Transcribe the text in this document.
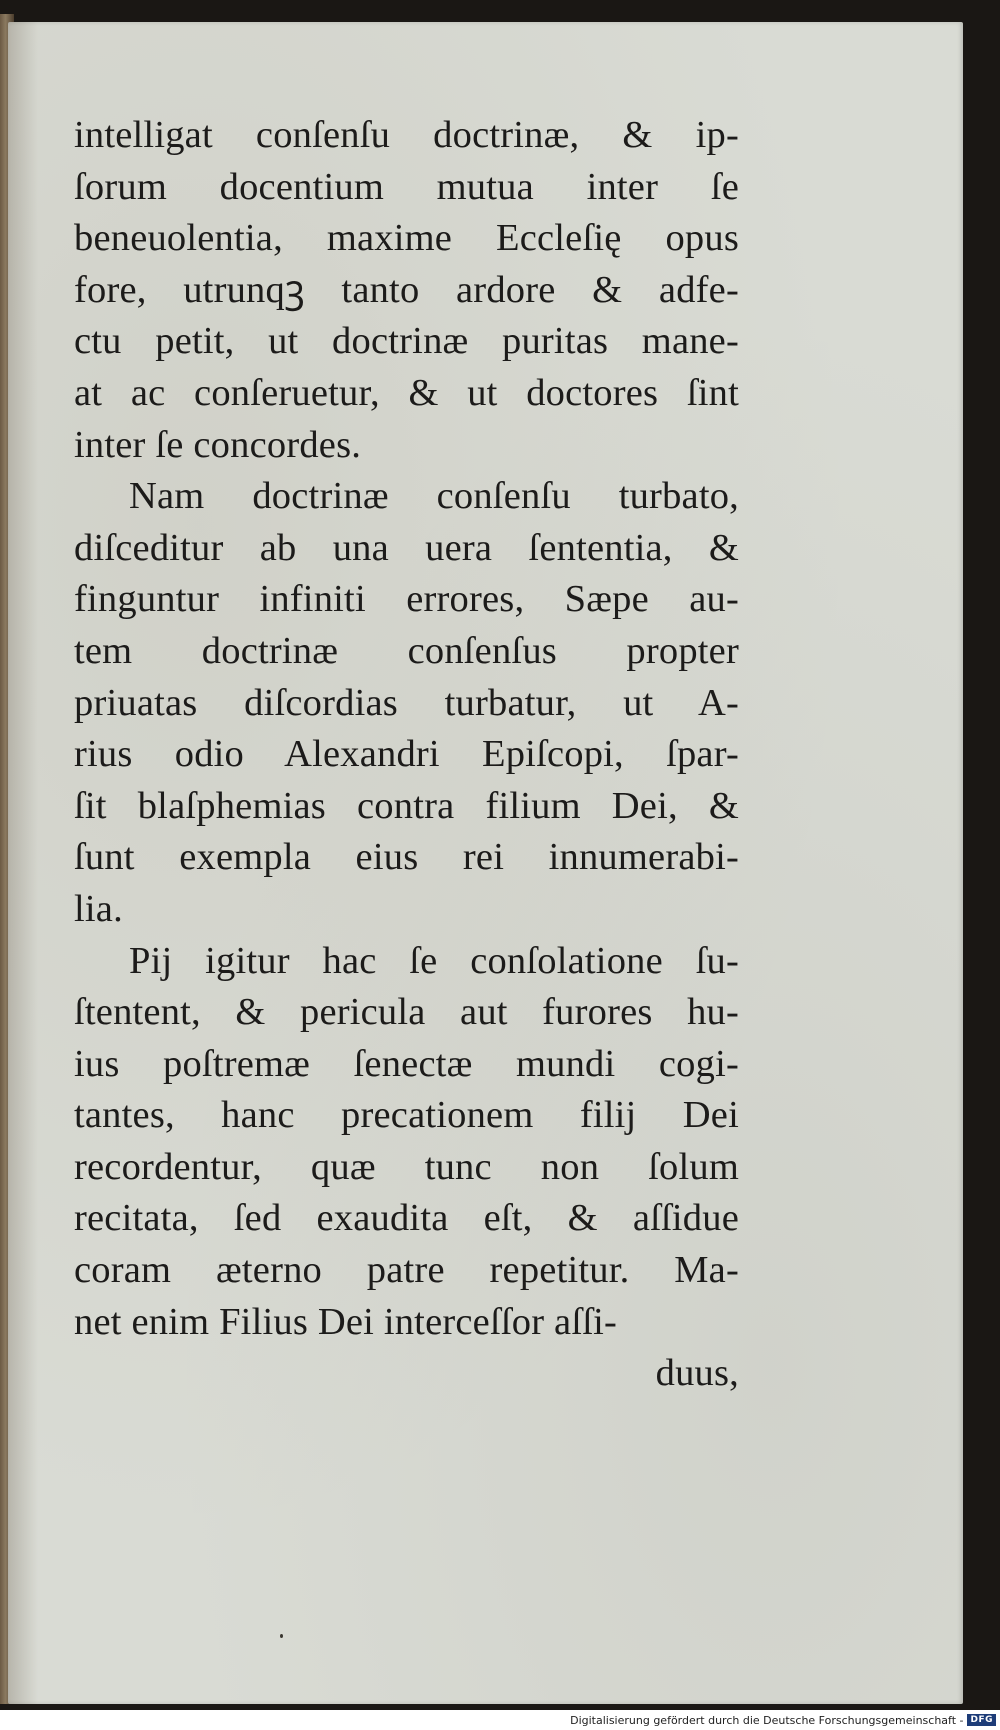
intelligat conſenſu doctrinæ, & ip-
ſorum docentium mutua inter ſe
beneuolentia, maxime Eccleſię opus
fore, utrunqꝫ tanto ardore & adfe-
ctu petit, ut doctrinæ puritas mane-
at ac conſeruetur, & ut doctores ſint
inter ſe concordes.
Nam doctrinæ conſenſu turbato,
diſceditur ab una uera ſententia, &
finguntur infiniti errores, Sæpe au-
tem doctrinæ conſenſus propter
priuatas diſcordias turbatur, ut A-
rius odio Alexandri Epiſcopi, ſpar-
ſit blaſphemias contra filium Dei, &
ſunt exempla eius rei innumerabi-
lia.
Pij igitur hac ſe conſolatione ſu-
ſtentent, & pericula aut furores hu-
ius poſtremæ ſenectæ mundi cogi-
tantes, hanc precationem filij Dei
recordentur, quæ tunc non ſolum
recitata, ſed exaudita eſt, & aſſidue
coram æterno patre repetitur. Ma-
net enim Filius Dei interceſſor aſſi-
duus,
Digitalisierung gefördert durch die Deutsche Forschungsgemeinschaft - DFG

◆ ◆ ◆

▶ [WRITTEN TASK] Repeat all of the records verbatim, leaving out the pictures.

▶ [OUTPUT BELOW]
Transcribe the text in this document.
intelligat conſenſu doctrinæ, & ip-
ſorum docentium mutua inter ſe
beneuolentia, maxime Eccleſię opus
fore, utrunqꝫ tanto ardore & adfe-
ctu petit, ut doctrinæ puritas mane-
at ac conſeruetur, & ut doctores ſint
inter ſe concordes.
Nam doctrinæ conſenſu turbato,
diſceditur ab una uera ſententia, &
finguntur infiniti errores, Sæpe au-
tem doctrinæ conſenſus propter
priuatas diſcordias turbatur, ut A-
rius odio Alexandri Epiſcopi, ſpar-
ſit blaſphemias contra filium Dei, &
ſunt exempla eius rei innumerabi-
lia.
Pij igitur hac ſe conſolatione ſu-
ſtentent, & pericula aut furores hu-
ius poſtremæ ſenectæ mundi cogi-
tantes, hanc precationem filij Dei
recordentur, quæ tunc non ſolum
recitata, ſed exaudita eſt, & aſſidue
coram æterno patre repetitur. Ma-
net enim Filius Dei interceſſor aſſi-
duus,
Digitalisierung gefördert durch die Deutsche Forschungsgemeinschaft - DFG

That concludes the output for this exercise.